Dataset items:
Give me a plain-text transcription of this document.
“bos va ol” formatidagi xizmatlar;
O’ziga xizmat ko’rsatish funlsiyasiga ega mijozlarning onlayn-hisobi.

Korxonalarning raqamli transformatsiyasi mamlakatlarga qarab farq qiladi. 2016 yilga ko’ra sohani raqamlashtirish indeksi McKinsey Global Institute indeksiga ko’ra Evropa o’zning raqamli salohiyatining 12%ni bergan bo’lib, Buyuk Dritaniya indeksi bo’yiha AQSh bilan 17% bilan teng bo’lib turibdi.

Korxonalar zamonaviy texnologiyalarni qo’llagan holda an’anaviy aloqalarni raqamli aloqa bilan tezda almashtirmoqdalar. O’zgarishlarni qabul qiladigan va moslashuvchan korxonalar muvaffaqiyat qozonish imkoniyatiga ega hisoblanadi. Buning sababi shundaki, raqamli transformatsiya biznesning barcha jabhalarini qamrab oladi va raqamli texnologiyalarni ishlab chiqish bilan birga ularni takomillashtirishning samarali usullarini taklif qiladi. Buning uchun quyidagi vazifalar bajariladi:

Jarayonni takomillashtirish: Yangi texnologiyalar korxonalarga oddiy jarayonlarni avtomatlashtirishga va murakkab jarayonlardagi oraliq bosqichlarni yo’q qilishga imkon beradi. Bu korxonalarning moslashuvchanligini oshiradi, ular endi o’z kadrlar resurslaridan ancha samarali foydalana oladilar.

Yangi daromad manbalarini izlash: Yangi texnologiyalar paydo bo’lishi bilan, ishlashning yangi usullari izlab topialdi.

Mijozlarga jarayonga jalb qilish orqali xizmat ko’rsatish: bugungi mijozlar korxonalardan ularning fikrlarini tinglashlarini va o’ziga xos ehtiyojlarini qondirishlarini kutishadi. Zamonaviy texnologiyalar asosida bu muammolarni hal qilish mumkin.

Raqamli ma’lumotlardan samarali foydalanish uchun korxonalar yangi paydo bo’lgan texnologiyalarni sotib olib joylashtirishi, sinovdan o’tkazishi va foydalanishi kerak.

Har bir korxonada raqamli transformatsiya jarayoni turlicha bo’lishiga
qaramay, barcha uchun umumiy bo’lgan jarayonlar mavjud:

■ WHAT THE EXERCISE ASKS ■
Copy every line exactly. Leave nothing out.

■ EXERCISE RESPONSE ■
Give me a plain-text transcription of this document.
“bos va ol” formatidagi xizmatlar;
O’ziga xizmat ko’rsatish funlsiyasiga ega mijozlarning onlayn-hisobi.

Korxonalarning raqamli transformatsiyasi mamlakatlarga qarab farq qiladi. 2016 yilga ko’ra sohani raqamlashtirish indeksi McKinsey Global Institute indeksiga ko’ra Evropa o’zning raqamli salohiyatining 12%ni bergan bo’lib, Buyuk Dritaniya indeksi bo’yiha AQSh bilan 17% bilan teng bo’lib turibdi.

Korxonalar zamonaviy texnologiyalarni qo’llagan holda an’anaviy aloqalarni raqamli aloqa bilan tezda almashtirmoqdalar. O’zgarishlarni qabul qiladigan va moslashuvchan korxonalar muvaffaqiyat qozonish imkoniyatiga ega hisoblanadi. Buning sababi shundaki, raqamli transformatsiya biznesning barcha jabhalarini qamrab oladi va raqamli texnologiyalarni ishlab chiqish bilan birga ularni takomillashtirishning samarali usullarini taklif qiladi. Buning uchun quyidagi vazifalar bajariladi:

Jarayonni takomillashtirish: Yangi texnologiyalar korxonalarga oddiy jarayonlarni avtomatlashtirishga va murakkab jarayonlardagi oraliq bosqichlarni yo’q qilishga imkon beradi. Bu korxonalarning moslashuvchanligini oshiradi, ular endi o’z kadrlar resurslaridan ancha samarali foydalana oladilar.

Yangi daromad manbalarini izlash: Yangi texnologiyalar paydo bo’lishi bilan, ishlashning yangi usullari izlab topialdi.

Mijozlarga jarayonga jalb qilish orqali xizmat ko’rsatish: bugungi mijozlar korxonalardan ularning fikrlarini tinglashlarini va o’ziga xos ehtiyojlarini qondirishlarini kutishadi. Zamonaviy texnologiyalar asosida bu muammolarni hal qilish mumkin.

Raqamli ma’lumotlardan samarali foydalanish uchun korxonalar yangi paydo bo’lgan texnologiyalarni sotib olib joylashtirishi, sinovdan o’tkazishi va foydalanishi kerak.

Har bir korxonada raqamli transformatsiya jarayoni turlicha bo’lishiga
qaramay, barcha uchun umumiy bo’lgan jarayonlar mavjud:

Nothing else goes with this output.